WHAT TO WORK ON:
Transcribe every entry word for word. Skip the pictures.

— begin EXERCISE DATA —

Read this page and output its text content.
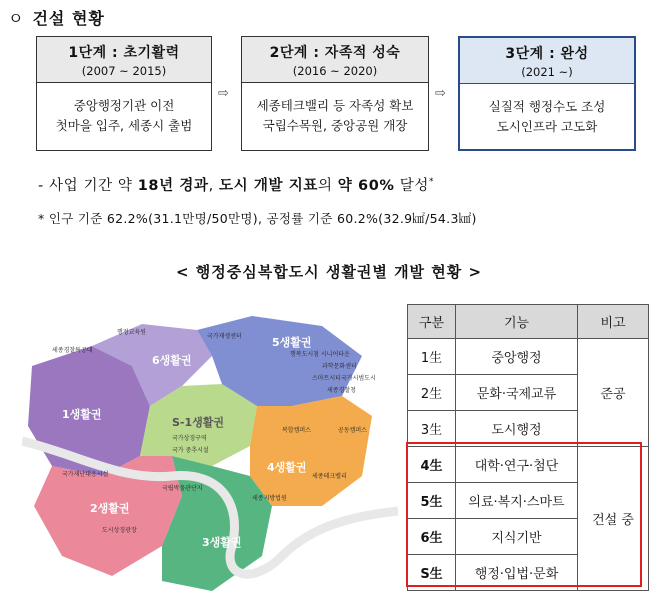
ㅇ 건설 현황
1단계 : 초기활력
(2007 ~ 2015)
중앙행정기관 이전
첫마을 입주, 세종시 출범
⇨
2단계 : 자족적 성숙
(2016 ~ 2020)
세종테크밸리 등 자족성 확보
국립수목원, 중앙공원 개장
⇨
3단계 : 완성
(2021 ~)
실질적 행정수도 조성
도시인프라 고도화
- 사업 기간 약 18년 경과, 도시 개발 지표의 약 60% 달성*
* 인구 기준 62.2%(31.1만명/50만명), 공정률 기준 60.2%(32.9㎢/54.3㎢)
< 행정중심복합도시 생활권별 개발 현황 >
1생활권
6생활권
S-1생활권
5생활권
4생활권
2생활권
3생활권
세종경찰특공대
행정교육원
국가재생센터
행복도시첨 시니어타운
과학문화센터
스마트시티국가시범도시
세종경찰청
국가상징구역
국가 중추시설
복합캠퍼스	공동캠퍼스
세종테크밸리
국가재난대응시설
국립박물관단지
도시상징광장
세종지방법원
구분	기능	비고
1生	중앙행정	준공
2生	문화·국제교류	
3生	도시행정	
4生	대학·연구·첨단	건설 중
5生	의료·복지·스마트	
6生	지식기반	
S生	행정·입법·문화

— end EXERCISE DATA —

WRITTEN SOLUTION:
Read this page and output its text content.
ㅇ 건설 현황
1단계 : 초기활력
(2007 ~ 2015)
중앙행정기관 이전
첫마을 입주, 세종시 출범
⇨
2단계 : 자족적 성숙
(2016 ~ 2020)
세종테크밸리 등 자족성 확보
국립수목원, 중앙공원 개장
⇨
3단계 : 완성
(2021 ~)
실질적 행정수도 조성
도시인프라 고도화
- 사업 기간 약 18년 경과, 도시 개발 지표의 약 60% 달성*
* 인구 기준 62.2%(31.1만명/50만명), 공정률 기준 60.2%(32.9㎢/54.3㎢)
< 행정중심복합도시 생활권별 개발 현황 >
1생활권
6생활권
S-1생활권
5생활권
4생활권
2생활권
3생활권
세종경찰특공대
행정교육원
국가재생센터
행복도시첨 시니어타운
과학문화센터
스마트시티국가시범도시
세종경찰청
국가상징구역
국가 중추시설
복합캠퍼스	공동캠퍼스
세종테크밸리
국가재난대응시설
국립박물관단지
도시상징광장
세종지방법원
구분	기능	비고
1生	중앙행정	준공
2生	문화·국제교류	
3生	도시행정	
4生	대학·연구·첨단	건설 중
5生	의료·복지·스마트	
6生	지식기반	
S生	행정·입법·문화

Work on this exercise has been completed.